* _Written request_:
Write each line out again exactly as written.

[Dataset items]
_ _ _ _ _
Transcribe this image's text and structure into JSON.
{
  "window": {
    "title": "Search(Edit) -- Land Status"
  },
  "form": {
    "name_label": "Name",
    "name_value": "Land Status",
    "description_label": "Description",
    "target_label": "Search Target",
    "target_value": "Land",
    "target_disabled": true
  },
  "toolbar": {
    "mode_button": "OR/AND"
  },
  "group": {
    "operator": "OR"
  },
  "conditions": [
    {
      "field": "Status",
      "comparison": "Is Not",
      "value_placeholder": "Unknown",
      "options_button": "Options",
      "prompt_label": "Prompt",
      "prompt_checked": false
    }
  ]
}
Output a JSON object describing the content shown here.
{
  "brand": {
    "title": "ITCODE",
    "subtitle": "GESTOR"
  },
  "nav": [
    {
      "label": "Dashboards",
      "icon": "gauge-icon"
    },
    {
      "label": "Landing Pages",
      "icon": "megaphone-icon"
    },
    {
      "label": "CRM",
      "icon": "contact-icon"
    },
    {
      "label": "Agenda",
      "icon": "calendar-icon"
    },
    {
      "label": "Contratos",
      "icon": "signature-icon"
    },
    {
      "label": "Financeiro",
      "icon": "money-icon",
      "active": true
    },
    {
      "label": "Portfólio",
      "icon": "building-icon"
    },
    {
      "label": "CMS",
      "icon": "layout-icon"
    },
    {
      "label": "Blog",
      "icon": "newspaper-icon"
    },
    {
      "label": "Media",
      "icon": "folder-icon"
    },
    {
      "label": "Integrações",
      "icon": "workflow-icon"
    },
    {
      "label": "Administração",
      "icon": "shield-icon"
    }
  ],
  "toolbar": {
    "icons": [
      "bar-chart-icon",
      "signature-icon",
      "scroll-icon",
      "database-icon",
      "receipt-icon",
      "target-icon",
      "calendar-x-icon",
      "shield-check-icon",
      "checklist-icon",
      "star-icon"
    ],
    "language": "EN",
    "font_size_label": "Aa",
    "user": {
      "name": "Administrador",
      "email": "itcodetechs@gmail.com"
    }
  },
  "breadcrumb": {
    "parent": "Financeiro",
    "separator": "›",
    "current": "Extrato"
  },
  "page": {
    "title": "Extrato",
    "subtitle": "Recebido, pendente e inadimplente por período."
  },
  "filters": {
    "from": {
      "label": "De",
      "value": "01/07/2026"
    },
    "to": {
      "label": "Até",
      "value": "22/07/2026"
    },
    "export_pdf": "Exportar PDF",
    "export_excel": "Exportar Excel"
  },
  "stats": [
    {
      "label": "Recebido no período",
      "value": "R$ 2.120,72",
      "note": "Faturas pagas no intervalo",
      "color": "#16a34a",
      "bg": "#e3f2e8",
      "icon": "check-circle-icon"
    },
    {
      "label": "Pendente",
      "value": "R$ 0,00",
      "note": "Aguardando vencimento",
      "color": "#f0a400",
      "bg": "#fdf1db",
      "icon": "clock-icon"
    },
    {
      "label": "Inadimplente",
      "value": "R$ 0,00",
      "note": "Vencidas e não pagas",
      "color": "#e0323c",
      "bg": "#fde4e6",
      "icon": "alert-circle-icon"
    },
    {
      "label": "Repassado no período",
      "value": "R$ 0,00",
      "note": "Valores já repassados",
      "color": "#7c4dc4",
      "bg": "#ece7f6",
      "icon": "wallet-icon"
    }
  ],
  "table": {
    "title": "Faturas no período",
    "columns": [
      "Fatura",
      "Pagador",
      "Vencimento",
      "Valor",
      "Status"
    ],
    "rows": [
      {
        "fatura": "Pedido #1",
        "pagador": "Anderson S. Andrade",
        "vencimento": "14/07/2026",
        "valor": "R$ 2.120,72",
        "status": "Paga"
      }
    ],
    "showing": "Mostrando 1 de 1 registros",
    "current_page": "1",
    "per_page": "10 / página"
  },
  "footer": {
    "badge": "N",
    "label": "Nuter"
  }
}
_ _ _ _ _
* _Result of this task_:
Transcribe this image's text and structure into JSON.
{
  "window": {
    "title": "Search(Edit) -- Land Status"
  },
  "form": {
    "name_label": "Name",
    "name_value": "Land Status",
    "description_label": "Description",
    "target_label": "Search Target",
    "target_value": "Land",
    "target_disabled": true
  },
  "toolbar": {
    "mode_button": "OR/AND"
  },
  "group": {
    "operator": "OR"
  },
  "conditions": [
    {
      "field": "Status",
      "comparison": "Is Not",
      "value_placeholder": "Unknown",
      "options_button": "Options",
      "prompt_label": "Prompt",
      "prompt_checked": false
    }
  ]
}
Output a JSON object describing the content shown here.
{
  "brand": {
    "title": "ITCODE",
    "subtitle": "GESTOR"
  },
  "nav": [
    {
      "label": "Dashboards",
      "icon": "gauge-icon"
    },
    {
      "label": "Landing Pages",
      "icon": "megaphone-icon"
    },
    {
      "label": "CRM",
      "icon": "contact-icon"
    },
    {
      "label": "Agenda",
      "icon": "calendar-icon"
    },
    {
      "label": "Contratos",
      "icon": "signature-icon"
    },
    {
      "label": "Financeiro",
      "icon": "money-icon",
      "active": true
    },
    {
      "label": "Portfólio",
      "icon": "building-icon"
    },
    {
      "label": "CMS",
      "icon": "layout-icon"
    },
    {
      "label": "Blog",
      "icon": "newspaper-icon"
    },
    {
      "label": "Media",
      "icon": "folder-icon"
    },
    {
      "label": "Integrações",
      "icon": "workflow-icon"
    },
    {
      "label": "Administração",
      "icon": "shield-icon"
    }
  ],
  "toolbar": {
    "icons": [
      "bar-chart-icon",
      "signature-icon",
      "scroll-icon",
      "database-icon",
      "receipt-icon",
      "target-icon",
      "calendar-x-icon",
      "shield-check-icon",
      "checklist-icon",
      "star-icon"
    ],
    "language": "EN",
    "font_size_label": "Aa",
    "user": {
      "name": "Administrador",
      "email": "itcodetechs@gmail.com"
    }
  },
  "breadcrumb": {
    "parent": "Financeiro",
    "separator": "›",
    "current": "Extrato"
  },
  "page": {
    "title": "Extrato",
    "subtitle": "Recebido, pendente e inadimplente por período."
  },
  "filters": {
    "from": {
      "label": "De",
      "value": "01/07/2026"
    },
    "to": {
      "label": "Até",
      "value": "22/07/2026"
    },
    "export_pdf": "Exportar PDF",
    "export_excel": "Exportar Excel"
  },
  "stats": [
    {
      "label": "Recebido no período",
      "value": "R$ 2.120,72",
      "note": "Faturas pagas no intervalo",
      "color": "#16a34a",
      "bg": "#e3f2e8",
      "icon": "check-circle-icon"
    },
    {
      "label": "Pendente",
      "value": "R$ 0,00",
      "note": "Aguardando vencimento",
      "color": "#f0a400",
      "bg": "#fdf1db",
      "icon": "clock-icon"
    },
    {
      "label": "Inadimplente",
      "value": "R$ 0,00",
      "note": "Vencidas e não pagas",
      "color": "#e0323c",
      "bg": "#fde4e6",
      "icon": "alert-circle-icon"
    },
    {
      "label": "Repassado no período",
      "value": "R$ 0,00",
      "note": "Valores já repassados",
      "color": "#7c4dc4",
      "bg": "#ece7f6",
      "icon": "wallet-icon"
    }
  ],
  "table": {
    "title": "Faturas no período",
    "columns": [
      "Fatura",
      "Pagador",
      "Vencimento",
      "Valor",
      "Status"
    ],
    "rows": [
      {
        "fatura": "Pedido #1",
        "pagador": "Anderson S. Andrade",
        "vencimento": "14/07/2026",
        "valor": "R$ 2.120,72",
        "status": "Paga"
      }
    ],
    "showing": "Mostrando 1 de 1 registros",
    "current_page": "1",
    "per_page": "10 / página"
  },
  "footer": {
    "badge": "N",
    "label": "Nuter"
  }
}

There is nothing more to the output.